Records from a collection of figures:
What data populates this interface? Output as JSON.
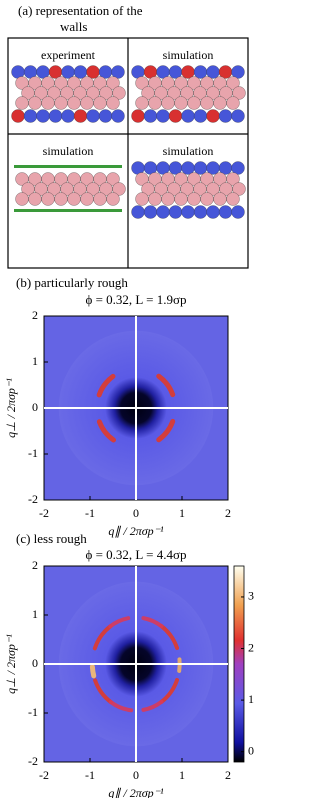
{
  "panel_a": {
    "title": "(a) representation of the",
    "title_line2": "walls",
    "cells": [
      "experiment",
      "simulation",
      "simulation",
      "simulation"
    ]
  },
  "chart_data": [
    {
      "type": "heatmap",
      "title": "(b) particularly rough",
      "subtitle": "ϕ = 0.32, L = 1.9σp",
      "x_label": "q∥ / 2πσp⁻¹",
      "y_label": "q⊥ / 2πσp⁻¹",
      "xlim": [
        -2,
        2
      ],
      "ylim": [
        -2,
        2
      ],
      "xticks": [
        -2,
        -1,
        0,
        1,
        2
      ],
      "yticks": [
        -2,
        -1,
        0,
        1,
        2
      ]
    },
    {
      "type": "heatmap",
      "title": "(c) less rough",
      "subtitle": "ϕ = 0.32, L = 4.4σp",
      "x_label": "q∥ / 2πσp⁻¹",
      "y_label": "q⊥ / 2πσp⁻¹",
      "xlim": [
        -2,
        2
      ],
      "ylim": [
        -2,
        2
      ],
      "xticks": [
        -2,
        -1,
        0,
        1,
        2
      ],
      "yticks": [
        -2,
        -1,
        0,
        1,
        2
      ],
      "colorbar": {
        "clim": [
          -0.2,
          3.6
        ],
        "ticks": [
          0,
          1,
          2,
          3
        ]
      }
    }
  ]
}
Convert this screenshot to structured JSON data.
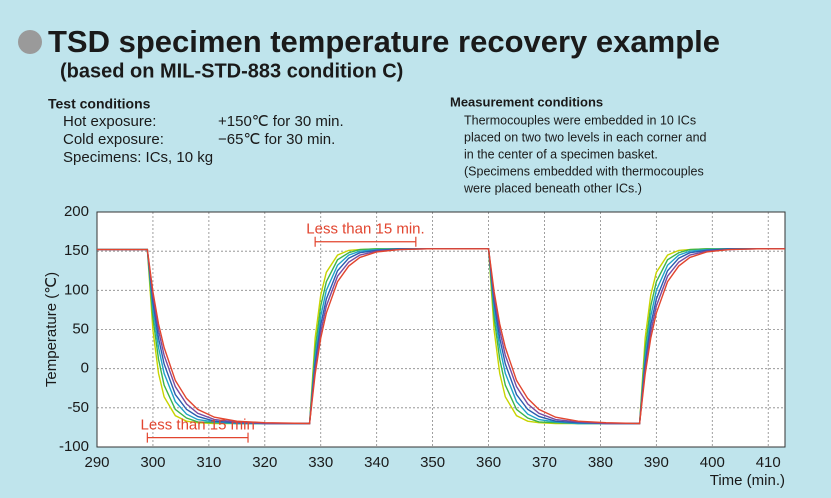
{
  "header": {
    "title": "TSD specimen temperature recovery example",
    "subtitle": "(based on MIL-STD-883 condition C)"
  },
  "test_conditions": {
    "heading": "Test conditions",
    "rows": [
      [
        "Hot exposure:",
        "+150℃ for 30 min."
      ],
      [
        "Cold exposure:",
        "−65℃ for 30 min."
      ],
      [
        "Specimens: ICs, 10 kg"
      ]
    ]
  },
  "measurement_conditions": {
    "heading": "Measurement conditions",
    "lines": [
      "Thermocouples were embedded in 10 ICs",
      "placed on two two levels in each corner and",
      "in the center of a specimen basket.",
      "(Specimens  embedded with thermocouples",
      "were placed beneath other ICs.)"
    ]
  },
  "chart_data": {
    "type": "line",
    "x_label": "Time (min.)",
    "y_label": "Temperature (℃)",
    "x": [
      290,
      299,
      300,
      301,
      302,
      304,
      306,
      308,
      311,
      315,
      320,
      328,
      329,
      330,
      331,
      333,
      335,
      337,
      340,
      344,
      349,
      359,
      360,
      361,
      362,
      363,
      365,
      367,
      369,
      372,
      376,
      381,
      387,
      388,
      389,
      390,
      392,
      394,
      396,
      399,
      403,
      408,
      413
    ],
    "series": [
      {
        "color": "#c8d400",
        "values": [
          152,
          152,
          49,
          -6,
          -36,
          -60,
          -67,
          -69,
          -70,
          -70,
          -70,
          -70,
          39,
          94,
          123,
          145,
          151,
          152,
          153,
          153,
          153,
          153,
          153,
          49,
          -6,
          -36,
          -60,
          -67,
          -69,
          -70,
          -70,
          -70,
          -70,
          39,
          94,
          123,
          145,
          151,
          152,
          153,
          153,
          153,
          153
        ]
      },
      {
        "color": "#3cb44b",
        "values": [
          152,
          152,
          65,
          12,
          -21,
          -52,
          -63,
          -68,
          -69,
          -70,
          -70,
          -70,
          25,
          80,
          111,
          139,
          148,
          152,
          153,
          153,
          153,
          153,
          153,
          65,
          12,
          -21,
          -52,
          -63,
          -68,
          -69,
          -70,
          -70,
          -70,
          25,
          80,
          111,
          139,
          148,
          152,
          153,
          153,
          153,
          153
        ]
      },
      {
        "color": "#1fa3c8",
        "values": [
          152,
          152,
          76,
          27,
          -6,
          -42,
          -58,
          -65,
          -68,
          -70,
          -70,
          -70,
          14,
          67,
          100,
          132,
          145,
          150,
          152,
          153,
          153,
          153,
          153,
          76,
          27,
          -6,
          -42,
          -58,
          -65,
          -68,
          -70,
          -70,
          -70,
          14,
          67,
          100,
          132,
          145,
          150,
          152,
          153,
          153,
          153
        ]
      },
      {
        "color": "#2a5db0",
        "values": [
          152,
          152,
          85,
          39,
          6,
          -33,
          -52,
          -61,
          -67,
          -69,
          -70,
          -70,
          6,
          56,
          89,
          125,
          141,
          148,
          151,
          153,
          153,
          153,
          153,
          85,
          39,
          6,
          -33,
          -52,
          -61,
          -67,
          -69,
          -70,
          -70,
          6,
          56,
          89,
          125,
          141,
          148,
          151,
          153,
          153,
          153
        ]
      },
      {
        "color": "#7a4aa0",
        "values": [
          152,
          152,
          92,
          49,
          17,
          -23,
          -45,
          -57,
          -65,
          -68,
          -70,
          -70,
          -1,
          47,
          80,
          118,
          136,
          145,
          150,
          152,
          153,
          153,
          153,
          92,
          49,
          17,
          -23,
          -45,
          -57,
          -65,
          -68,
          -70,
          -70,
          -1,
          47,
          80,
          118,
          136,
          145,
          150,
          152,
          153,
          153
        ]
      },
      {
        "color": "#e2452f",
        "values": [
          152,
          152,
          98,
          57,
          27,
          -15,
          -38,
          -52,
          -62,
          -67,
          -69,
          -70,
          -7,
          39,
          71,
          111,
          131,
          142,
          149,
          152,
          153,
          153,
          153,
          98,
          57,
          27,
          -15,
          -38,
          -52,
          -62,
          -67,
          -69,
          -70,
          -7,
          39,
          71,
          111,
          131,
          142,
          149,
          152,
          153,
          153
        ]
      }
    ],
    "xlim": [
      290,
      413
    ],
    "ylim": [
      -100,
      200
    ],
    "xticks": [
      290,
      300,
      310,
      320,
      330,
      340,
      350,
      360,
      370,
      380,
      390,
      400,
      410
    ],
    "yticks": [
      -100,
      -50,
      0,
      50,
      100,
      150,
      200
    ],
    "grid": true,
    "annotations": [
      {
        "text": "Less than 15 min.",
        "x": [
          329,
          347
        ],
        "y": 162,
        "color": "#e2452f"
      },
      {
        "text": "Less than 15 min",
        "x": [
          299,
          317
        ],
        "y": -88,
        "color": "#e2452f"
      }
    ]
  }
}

==

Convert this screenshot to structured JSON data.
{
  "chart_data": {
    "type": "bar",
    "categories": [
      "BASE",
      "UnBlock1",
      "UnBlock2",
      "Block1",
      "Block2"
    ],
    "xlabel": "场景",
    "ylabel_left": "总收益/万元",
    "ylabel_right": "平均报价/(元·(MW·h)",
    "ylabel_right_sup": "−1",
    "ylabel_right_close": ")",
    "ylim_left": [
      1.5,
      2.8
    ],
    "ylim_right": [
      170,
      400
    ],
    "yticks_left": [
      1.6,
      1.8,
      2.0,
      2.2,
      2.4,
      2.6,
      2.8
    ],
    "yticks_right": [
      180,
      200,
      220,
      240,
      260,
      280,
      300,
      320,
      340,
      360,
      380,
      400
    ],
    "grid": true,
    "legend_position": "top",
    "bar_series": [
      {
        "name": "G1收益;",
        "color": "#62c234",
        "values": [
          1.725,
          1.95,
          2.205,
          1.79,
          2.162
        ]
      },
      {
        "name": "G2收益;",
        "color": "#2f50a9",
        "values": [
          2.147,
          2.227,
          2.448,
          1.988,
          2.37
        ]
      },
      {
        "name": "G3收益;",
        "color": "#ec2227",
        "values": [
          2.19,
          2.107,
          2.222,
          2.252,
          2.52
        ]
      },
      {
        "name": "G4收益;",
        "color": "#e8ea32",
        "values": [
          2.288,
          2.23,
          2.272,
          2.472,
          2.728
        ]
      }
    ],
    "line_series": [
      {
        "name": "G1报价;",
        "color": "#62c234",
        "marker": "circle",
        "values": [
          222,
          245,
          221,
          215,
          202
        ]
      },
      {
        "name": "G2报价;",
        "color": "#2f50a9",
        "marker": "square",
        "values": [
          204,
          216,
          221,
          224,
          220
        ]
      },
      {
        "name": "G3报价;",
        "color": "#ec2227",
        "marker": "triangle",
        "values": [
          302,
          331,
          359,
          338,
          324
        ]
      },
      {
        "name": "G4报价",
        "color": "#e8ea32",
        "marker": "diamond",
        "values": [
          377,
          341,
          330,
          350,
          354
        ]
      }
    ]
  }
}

→ Written request: Report every line containing the word "were" from the listing above.

→ Reply to the task:
      "Thermocouples were embedded in 10 ICs",
      "were placed beneath other ICs.)"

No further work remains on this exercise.